(AIM OF THE EXERCISE):
Show all lines of the listing that hold the word "Engine".

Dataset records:
+===+

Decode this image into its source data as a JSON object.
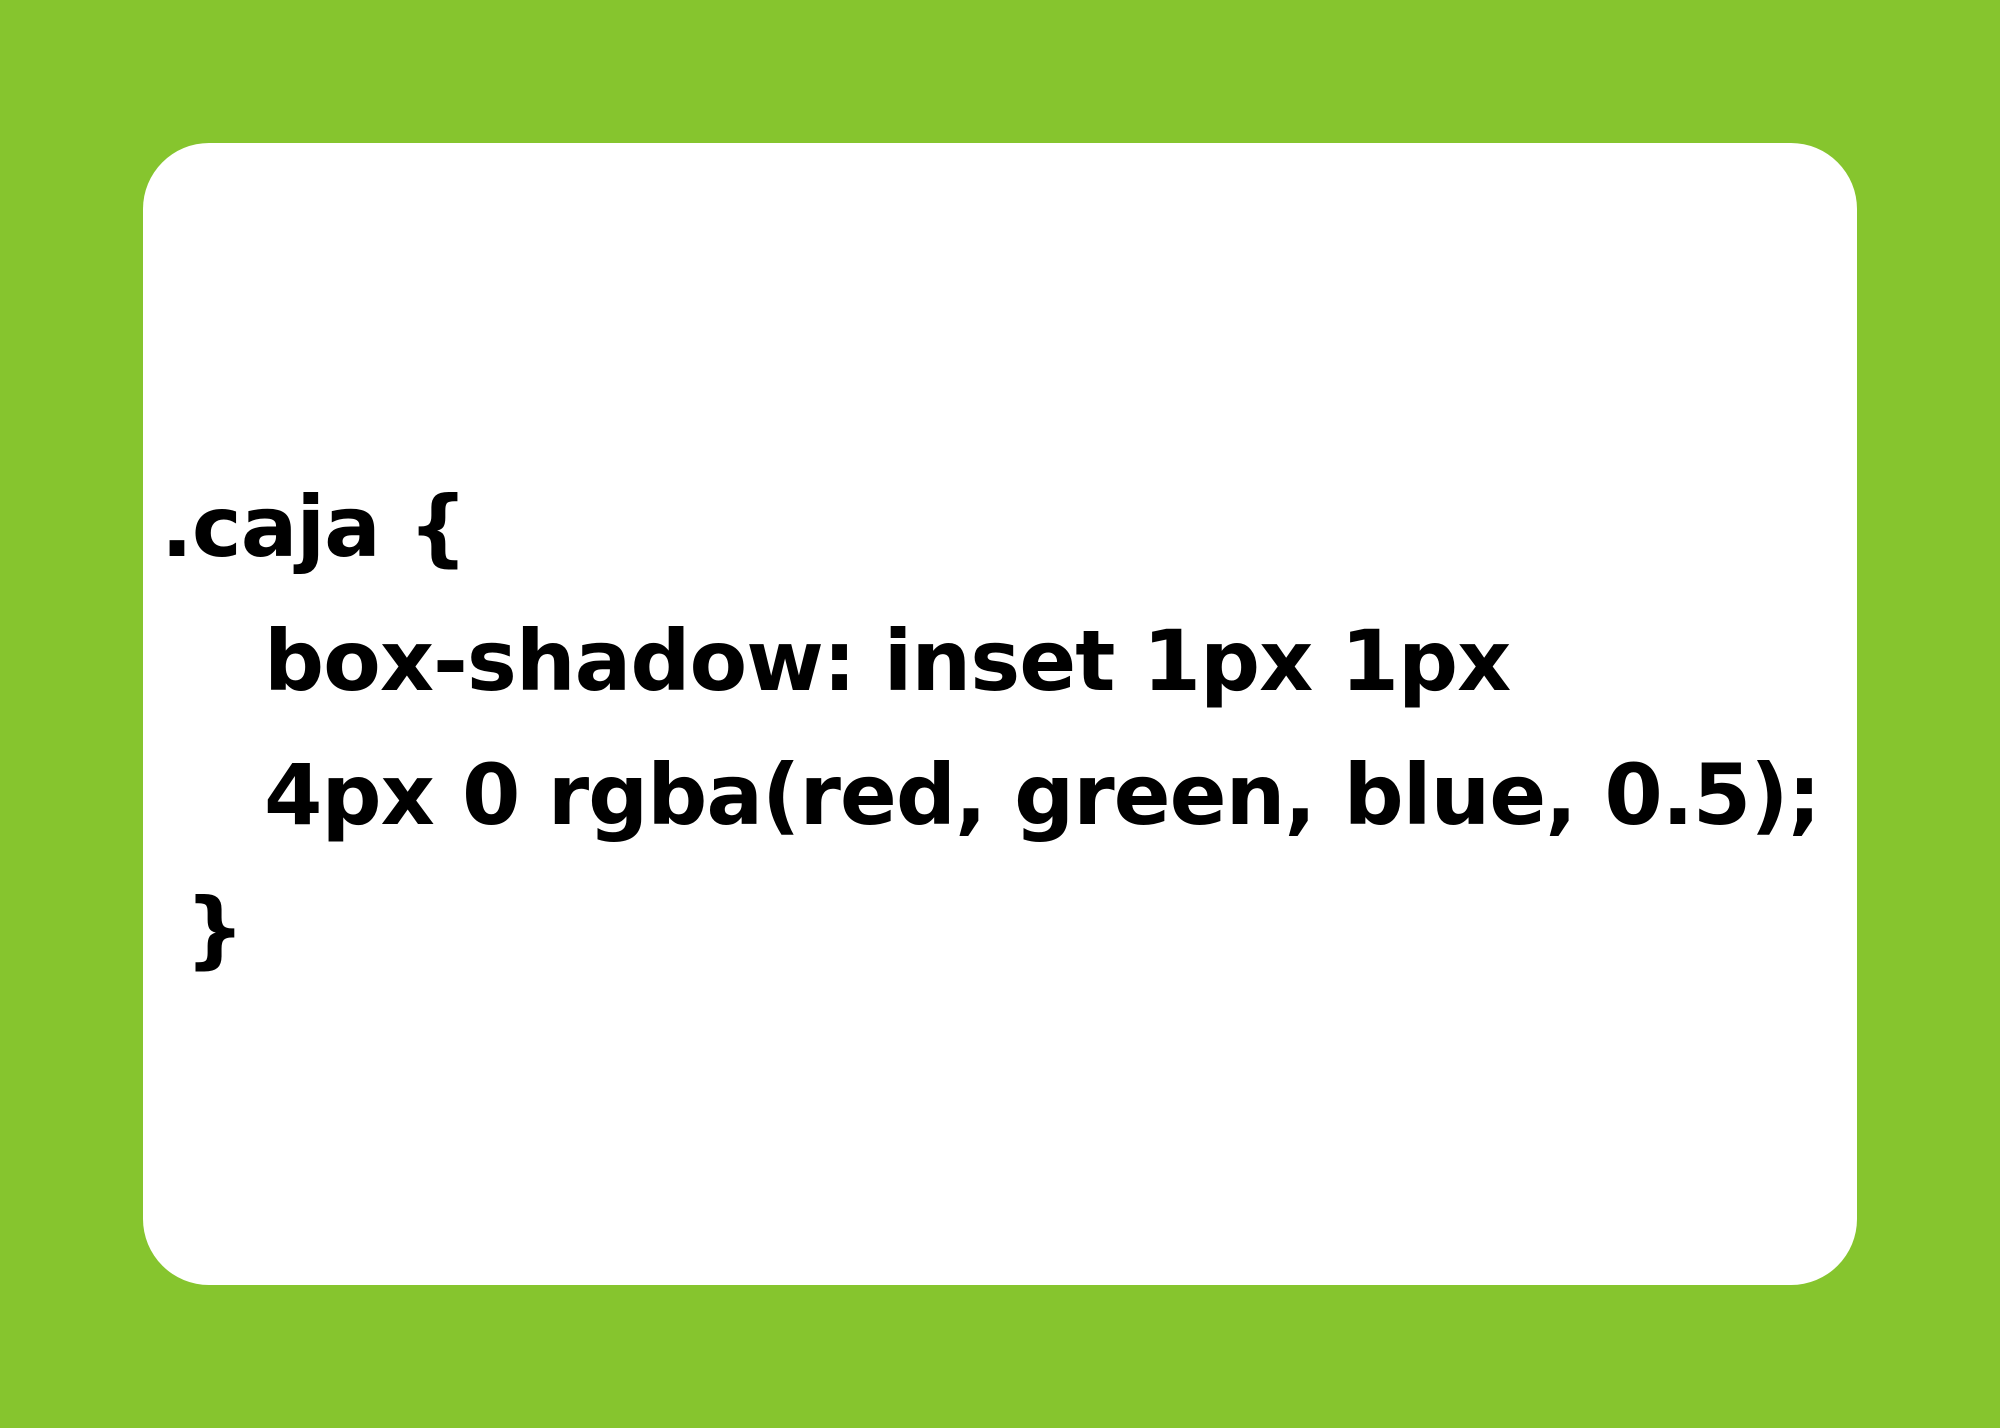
{
  "code": {
    "lines": [
      ".caja {",
      "box-shadow: inset 1px 1px",
      "4px 0 rgba(red, green, blue, 0.5);",
      "}"
    ]
  },
  "colors": {
    "background": "#86C52E",
    "card": "#FFFFFF",
    "text": "#000000"
  }
}
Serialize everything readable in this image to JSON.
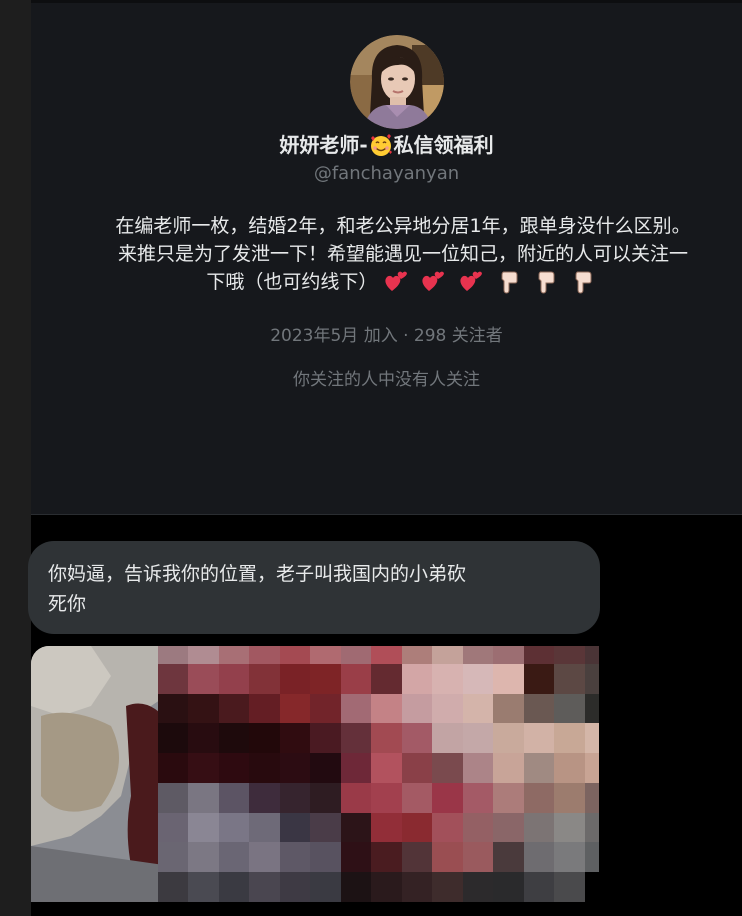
{
  "profile": {
    "display_name_prefix": "妍妍老师-",
    "display_name_suffix": "私信领福利",
    "handle": "@fanchayanyan",
    "bio_line1": "在编老师一枚，结婚2年，和老公异地分居1年，跟单身没什么区别。",
    "bio_line2": "来推只是为了发泄一下！希望能遇见一位知己，附近的人可以关注一",
    "bio_line3": "下哦（也可约线下）",
    "bio_emojis": [
      "two-hearts-icon",
      "two-hearts-icon",
      "two-hearts-icon",
      "pointing-down-icon",
      "pointing-down-icon",
      "pointing-down-icon"
    ],
    "name_emoji": "smiling-face-with-hearts-icon",
    "meta": "2023年5月 加入 · 298 关注者",
    "followed_by": "你关注的人中没有人关注"
  },
  "message": {
    "text_line1": "你妈逼，告诉我你的位置，老子叫我国内的小弟砍",
    "text_line2": "死你"
  },
  "attachment": {
    "kind": "pixelated-image"
  },
  "colors": {
    "card_bg": "#16181c",
    "page_bg": "#000000",
    "bubble_bg": "#2f3336",
    "text_primary": "#e7e9ea",
    "text_secondary": "#71767b"
  }
}
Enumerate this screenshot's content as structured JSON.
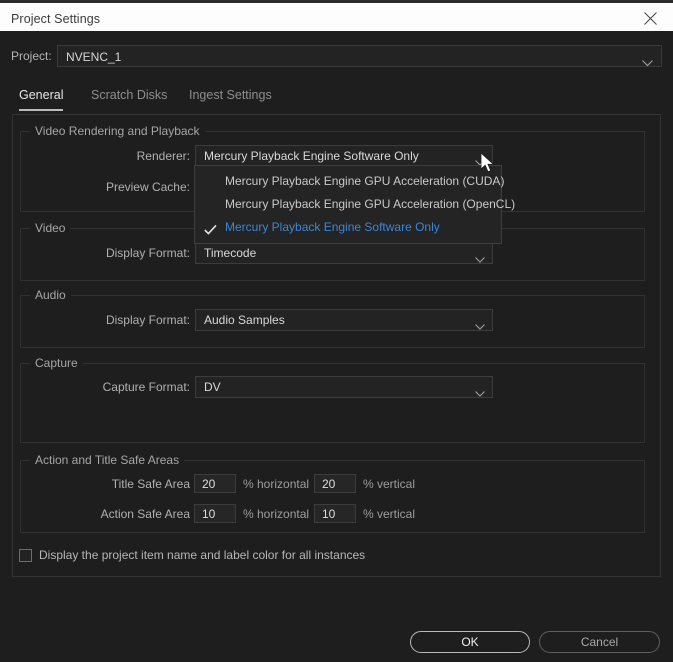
{
  "window": {
    "title": "Project Settings",
    "close_icon": "close-icon"
  },
  "project_row": {
    "label": "Project:",
    "value": "NVENC_1",
    "chevron_icon": "chevron-down-icon"
  },
  "tabs": [
    {
      "label": "General",
      "active": true
    },
    {
      "label": "Scratch Disks",
      "active": false
    },
    {
      "label": "Ingest Settings",
      "active": false
    }
  ],
  "groups": {
    "video_rendering": {
      "title": "Video Rendering and Playback",
      "renderer_label": "Renderer:",
      "renderer_value": "Mercury Playback Engine Software Only",
      "preview_cache_label": "Preview Cache:"
    },
    "video": {
      "title": "Video",
      "display_format_label": "Display Format:",
      "display_format_value": "Timecode"
    },
    "audio": {
      "title": "Audio",
      "display_format_label": "Display Format:",
      "display_format_value": "Audio Samples"
    },
    "capture": {
      "title": "Capture",
      "capture_format_label": "Capture Format:",
      "capture_format_value": "DV"
    },
    "safe_areas": {
      "title": "Action and Title Safe Areas",
      "title_safe_label": "Title Safe Area",
      "title_safe_horizontal": "20",
      "title_safe_horizontal_unit": "% horizontal",
      "title_safe_vertical": "20",
      "title_safe_vertical_unit": "% vertical",
      "action_safe_label": "Action Safe Area",
      "action_safe_horizontal": "10",
      "action_safe_horizontal_unit": "% horizontal",
      "action_safe_vertical": "10",
      "action_safe_vertical_unit": "% vertical"
    }
  },
  "checkbox": {
    "label": "Display the project item name and label color for all instances",
    "checked": false
  },
  "dropdown": {
    "open": true,
    "items": [
      {
        "label": "Mercury Playback Engine GPU Acceleration (CUDA)",
        "selected": false
      },
      {
        "label": "Mercury Playback Engine GPU Acceleration (OpenCL)",
        "selected": false
      },
      {
        "label": "Mercury Playback Engine Software Only",
        "selected": true
      }
    ],
    "check_icon": "check-icon"
  },
  "buttons": {
    "ok": "OK",
    "cancel": "Cancel"
  },
  "colors": {
    "background": "#1e1e1e",
    "titlebar": "#fdfdfd",
    "accent_selected": "#3d85d8",
    "field_background": "#232323",
    "border": "#3c3c3c"
  },
  "cursor": {
    "icon": "mouse-pointer-icon"
  }
}
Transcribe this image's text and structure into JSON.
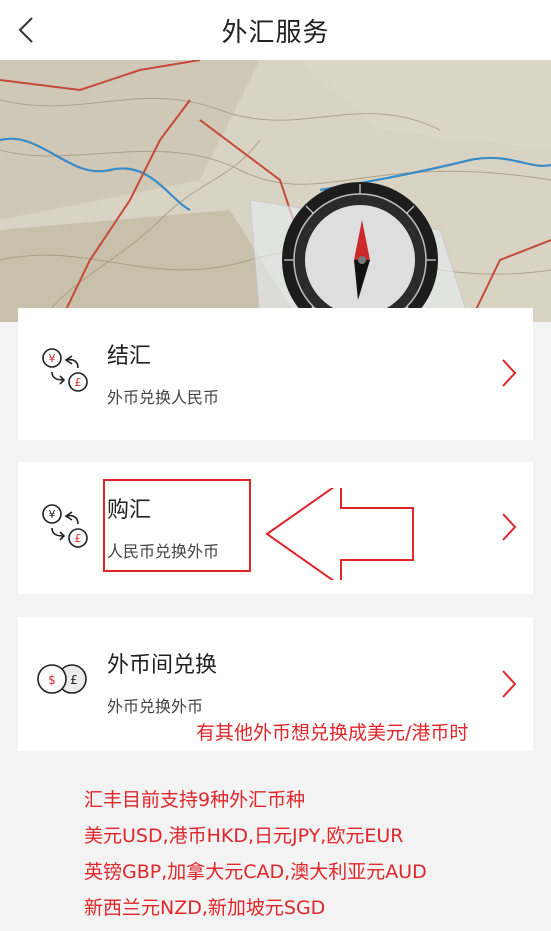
{
  "header": {
    "back_icon": "chevron-left-icon",
    "title": "外汇服务"
  },
  "banner": {
    "image": "map-and-compass-photo"
  },
  "services": [
    {
      "title": "结汇",
      "subtitle": "外币兑换人民币",
      "icon": "currency-exchange-yen-pound-icon"
    },
    {
      "title": "购汇",
      "subtitle": "人民币兑换外币",
      "icon": "currency-exchange-yen-pound-icon"
    },
    {
      "title": "外币间兑换",
      "subtitle": "外币兑换外币",
      "icon": "dollar-pound-coins-icon"
    }
  ],
  "annotations": {
    "inline_note": "有其他外币想兑换成美元/港币时",
    "notes": [
      "汇丰目前支持9种外汇币种",
      "美元USD,港币HKD,日元JPY,欧元EUR",
      "英镑GBP,加拿大元CAD,澳大利亚元AUD",
      "新西兰元NZD,新加坡元SGD"
    ]
  },
  "colors": {
    "annotation_red": "#e0262a",
    "page_bg": "#f3f3f3",
    "card_bg": "#ffffff"
  }
}
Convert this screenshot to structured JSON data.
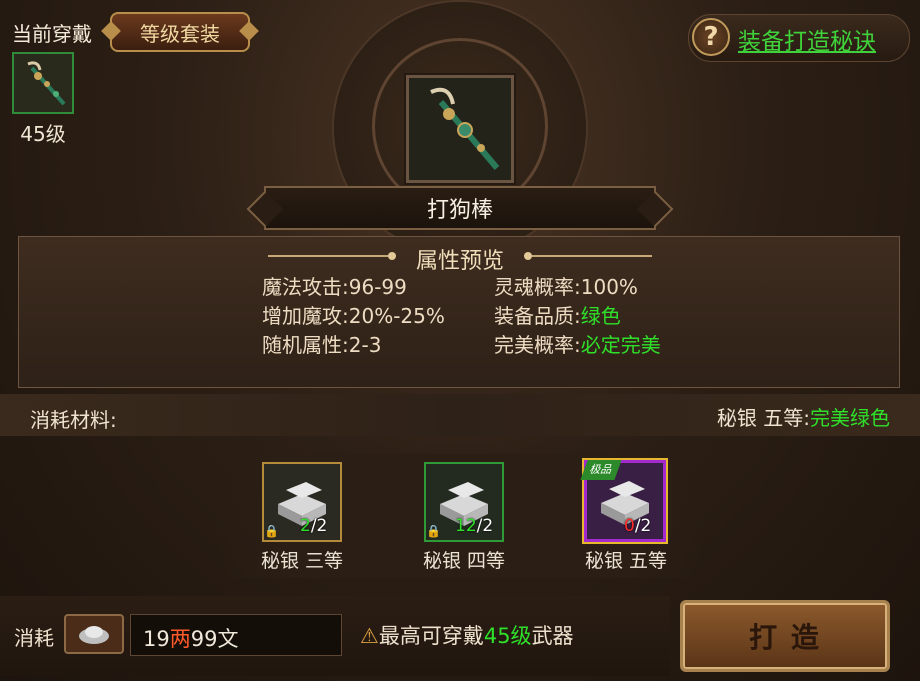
{
  "header": {
    "current_label": "当前穿戴",
    "tier_button": "等级套装",
    "current_level": "45级",
    "help_link": "装备打造秘诀",
    "help_icon": "question-mark-icon"
  },
  "item": {
    "name": "打狗棒",
    "icon": "staff-icon"
  },
  "attributes": {
    "title": "属性预览",
    "left": [
      {
        "label": "魔法攻击:",
        "value": "96-99"
      },
      {
        "label": "增加魔攻:",
        "value": "20%-25%"
      },
      {
        "label": "随机属性:",
        "value": "2-3"
      }
    ],
    "right": [
      {
        "label": "灵魂概率:",
        "value": "100%"
      },
      {
        "label": "装备品质:",
        "value": "绿色"
      },
      {
        "label": "完美概率:",
        "value": "必定完美"
      }
    ]
  },
  "materials": {
    "label": "消耗材料:",
    "selected_name": "秘银 五等:",
    "selected_quality": "完美绿色",
    "items": [
      {
        "name": "秘银 三等",
        "have": "2",
        "need": "/2",
        "border": "#b58a3a",
        "have_color": "#2fe02a",
        "locked": true
      },
      {
        "name": "秘银 四等",
        "have": "12",
        "need": "/2",
        "border": "#2f9a36",
        "have_color": "#2fe02a",
        "locked": true
      },
      {
        "name": "秘银 五等",
        "have": "0",
        "need": "/2",
        "border": "#a42ad0",
        "have_color": "#ff2a2a",
        "locked": false,
        "tag": "极品"
      }
    ]
  },
  "footer": {
    "cost_label": "消耗",
    "coin_icon": "silver-ingot-icon",
    "money_num1": "19",
    "money_unit1": "两",
    "money_num2": "99",
    "money_unit2": "文",
    "warn_prefix": "最高可穿戴",
    "warn_level": "45级",
    "warn_suffix": "武器",
    "forge_button": "打    造",
    "warn_icon": "warning-icon"
  },
  "colors": {
    "green": "#2fe02a",
    "red": "#ff2a2a",
    "gold": "#b98e4b"
  }
}
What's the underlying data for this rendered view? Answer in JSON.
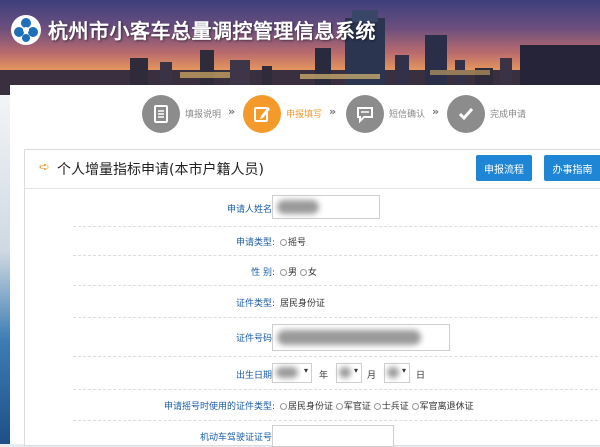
{
  "header": {
    "title": "杭州市小客车总量调控管理信息系统",
    "colors": {
      "accent": "#f39a2b",
      "brand_blue": "#1f86d6",
      "label_blue": "#1a5da8"
    }
  },
  "steps": [
    {
      "label": "填报说明",
      "icon": "document-icon",
      "active": false
    },
    {
      "label": "申报填写",
      "icon": "edit-icon",
      "active": true
    },
    {
      "label": "短信确认",
      "icon": "message-icon",
      "active": false
    },
    {
      "label": "完成申请",
      "icon": "check-icon",
      "active": false
    }
  ],
  "step_arrow": "»",
  "form": {
    "title": "个人增量指标申请(本市户籍人员)",
    "buttons": {
      "flow": "申报流程",
      "guide": "办事指南"
    },
    "fields": {
      "name_label": "申请人姓名:",
      "type_label": "申请类型:",
      "type_value": "摇号",
      "gender_label": "性  别:",
      "gender_male": "男",
      "gender_female": "女",
      "idtype_label": "证件类型:",
      "idtype_value": "居民身份证",
      "idno_label": "证件号码:",
      "birth_label": "出生日期:",
      "birth_year": "年",
      "birth_month": "月",
      "birth_day": "日",
      "dropdown_caret": "▾",
      "used_id_label": "申请摇号时使用的证件类型:",
      "used_id_options": [
        "居民身份证",
        "军官证",
        "士兵证",
        "军官离退休证"
      ],
      "license_label": "机动车驾驶证证号:"
    }
  }
}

+===+

(THE RESULT):
      "renderer_value": "Mercury Playback Engine Software Only",
        "label": "Mercury Playback Engine GPU Acceleration (CUDA)",
        "label": "Mercury Playback Engine GPU Acceleration (OpenCL)",
        "label": "Mercury Playback Engine Software Only",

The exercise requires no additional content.